§ **Records for processing**:

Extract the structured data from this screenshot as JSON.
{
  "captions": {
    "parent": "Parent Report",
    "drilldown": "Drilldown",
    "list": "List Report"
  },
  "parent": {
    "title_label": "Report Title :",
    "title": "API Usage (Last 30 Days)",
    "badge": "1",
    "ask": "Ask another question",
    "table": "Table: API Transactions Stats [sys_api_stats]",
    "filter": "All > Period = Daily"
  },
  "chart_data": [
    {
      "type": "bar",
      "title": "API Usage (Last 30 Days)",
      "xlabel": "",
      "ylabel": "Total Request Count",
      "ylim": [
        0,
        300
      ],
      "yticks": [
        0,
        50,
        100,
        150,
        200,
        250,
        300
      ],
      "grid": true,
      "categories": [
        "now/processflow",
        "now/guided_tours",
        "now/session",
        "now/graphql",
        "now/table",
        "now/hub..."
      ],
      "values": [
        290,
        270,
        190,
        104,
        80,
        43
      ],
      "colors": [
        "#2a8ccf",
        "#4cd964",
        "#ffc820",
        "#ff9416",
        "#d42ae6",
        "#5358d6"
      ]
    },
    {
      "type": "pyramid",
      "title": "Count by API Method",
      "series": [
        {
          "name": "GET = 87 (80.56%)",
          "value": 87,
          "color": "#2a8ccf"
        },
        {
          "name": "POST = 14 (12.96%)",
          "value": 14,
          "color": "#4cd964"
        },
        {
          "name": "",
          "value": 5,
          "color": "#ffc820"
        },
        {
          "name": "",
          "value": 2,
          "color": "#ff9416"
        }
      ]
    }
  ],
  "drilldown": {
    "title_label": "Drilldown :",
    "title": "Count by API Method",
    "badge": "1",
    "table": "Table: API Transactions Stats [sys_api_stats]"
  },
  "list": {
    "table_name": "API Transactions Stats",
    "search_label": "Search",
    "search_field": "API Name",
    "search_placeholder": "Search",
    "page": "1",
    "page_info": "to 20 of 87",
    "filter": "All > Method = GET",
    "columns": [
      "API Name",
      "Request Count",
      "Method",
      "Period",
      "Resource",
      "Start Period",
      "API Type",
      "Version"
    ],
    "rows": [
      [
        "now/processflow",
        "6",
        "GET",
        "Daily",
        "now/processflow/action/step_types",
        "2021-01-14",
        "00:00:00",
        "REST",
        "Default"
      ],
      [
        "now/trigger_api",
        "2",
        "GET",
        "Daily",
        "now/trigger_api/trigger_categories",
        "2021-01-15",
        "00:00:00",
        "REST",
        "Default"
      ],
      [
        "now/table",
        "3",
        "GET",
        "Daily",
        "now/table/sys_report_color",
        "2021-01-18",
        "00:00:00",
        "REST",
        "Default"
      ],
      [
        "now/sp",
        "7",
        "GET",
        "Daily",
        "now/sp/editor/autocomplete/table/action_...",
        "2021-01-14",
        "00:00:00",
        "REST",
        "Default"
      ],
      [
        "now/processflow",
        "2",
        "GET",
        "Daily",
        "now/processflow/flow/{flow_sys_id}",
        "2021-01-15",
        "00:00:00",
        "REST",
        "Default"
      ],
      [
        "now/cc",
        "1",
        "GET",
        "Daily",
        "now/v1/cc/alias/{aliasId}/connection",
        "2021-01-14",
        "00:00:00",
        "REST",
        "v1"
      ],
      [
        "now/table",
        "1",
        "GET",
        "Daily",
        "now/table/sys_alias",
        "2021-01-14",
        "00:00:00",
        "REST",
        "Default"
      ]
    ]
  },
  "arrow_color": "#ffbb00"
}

§ **Problem requirements**: Repeat every entry word for word.

§ **Exercise result**:
Extract the structured data from this screenshot as JSON.
{
  "captions": {
    "parent": "Parent Report",
    "drilldown": "Drilldown",
    "list": "List Report"
  },
  "parent": {
    "title_label": "Report Title :",
    "title": "API Usage (Last 30 Days)",
    "badge": "1",
    "ask": "Ask another question",
    "table": "Table: API Transactions Stats [sys_api_stats]",
    "filter": "All > Period = Daily"
  },
  "chart_data": [
    {
      "type": "bar",
      "title": "API Usage (Last 30 Days)",
      "xlabel": "",
      "ylabel": "Total Request Count",
      "ylim": [
        0,
        300
      ],
      "yticks": [
        0,
        50,
        100,
        150,
        200,
        250,
        300
      ],
      "grid": true,
      "categories": [
        "now/processflow",
        "now/guided_tours",
        "now/session",
        "now/graphql",
        "now/table",
        "now/hub..."
      ],
      "values": [
        290,
        270,
        190,
        104,
        80,
        43
      ],
      "colors": [
        "#2a8ccf",
        "#4cd964",
        "#ffc820",
        "#ff9416",
        "#d42ae6",
        "#5358d6"
      ]
    },
    {
      "type": "pyramid",
      "title": "Count by API Method",
      "series": [
        {
          "name": "GET = 87 (80.56%)",
          "value": 87,
          "color": "#2a8ccf"
        },
        {
          "name": "POST = 14 (12.96%)",
          "value": 14,
          "color": "#4cd964"
        },
        {
          "name": "",
          "value": 5,
          "color": "#ffc820"
        },
        {
          "name": "",
          "value": 2,
          "color": "#ff9416"
        }
      ]
    }
  ],
  "drilldown": {
    "title_label": "Drilldown :",
    "title": "Count by API Method",
    "badge": "1",
    "table": "Table: API Transactions Stats [sys_api_stats]"
  },
  "list": {
    "table_name": "API Transactions Stats",
    "search_label": "Search",
    "search_field": "API Name",
    "search_placeholder": "Search",
    "page": "1",
    "page_info": "to 20 of 87",
    "filter": "All > Method = GET",
    "columns": [
      "API Name",
      "Request Count",
      "Method",
      "Period",
      "Resource",
      "Start Period",
      "API Type",
      "Version"
    ],
    "rows": [
      [
        "now/processflow",
        "6",
        "GET",
        "Daily",
        "now/processflow/action/step_types",
        "2021-01-14",
        "00:00:00",
        "REST",
        "Default"
      ],
      [
        "now/trigger_api",
        "2",
        "GET",
        "Daily",
        "now/trigger_api/trigger_categories",
        "2021-01-15",
        "00:00:00",
        "REST",
        "Default"
      ],
      [
        "now/table",
        "3",
        "GET",
        "Daily",
        "now/table/sys_report_color",
        "2021-01-18",
        "00:00:00",
        "REST",
        "Default"
      ],
      [
        "now/sp",
        "7",
        "GET",
        "Daily",
        "now/sp/editor/autocomplete/table/action_...",
        "2021-01-14",
        "00:00:00",
        "REST",
        "Default"
      ],
      [
        "now/processflow",
        "2",
        "GET",
        "Daily",
        "now/processflow/flow/{flow_sys_id}",
        "2021-01-15",
        "00:00:00",
        "REST",
        "Default"
      ],
      [
        "now/cc",
        "1",
        "GET",
        "Daily",
        "now/v1/cc/alias/{aliasId}/connection",
        "2021-01-14",
        "00:00:00",
        "REST",
        "v1"
      ],
      [
        "now/table",
        "1",
        "GET",
        "Daily",
        "now/table/sys_alias",
        "2021-01-14",
        "00:00:00",
        "REST",
        "Default"
      ]
    ]
  },
  "arrow_color": "#ffbb00"
}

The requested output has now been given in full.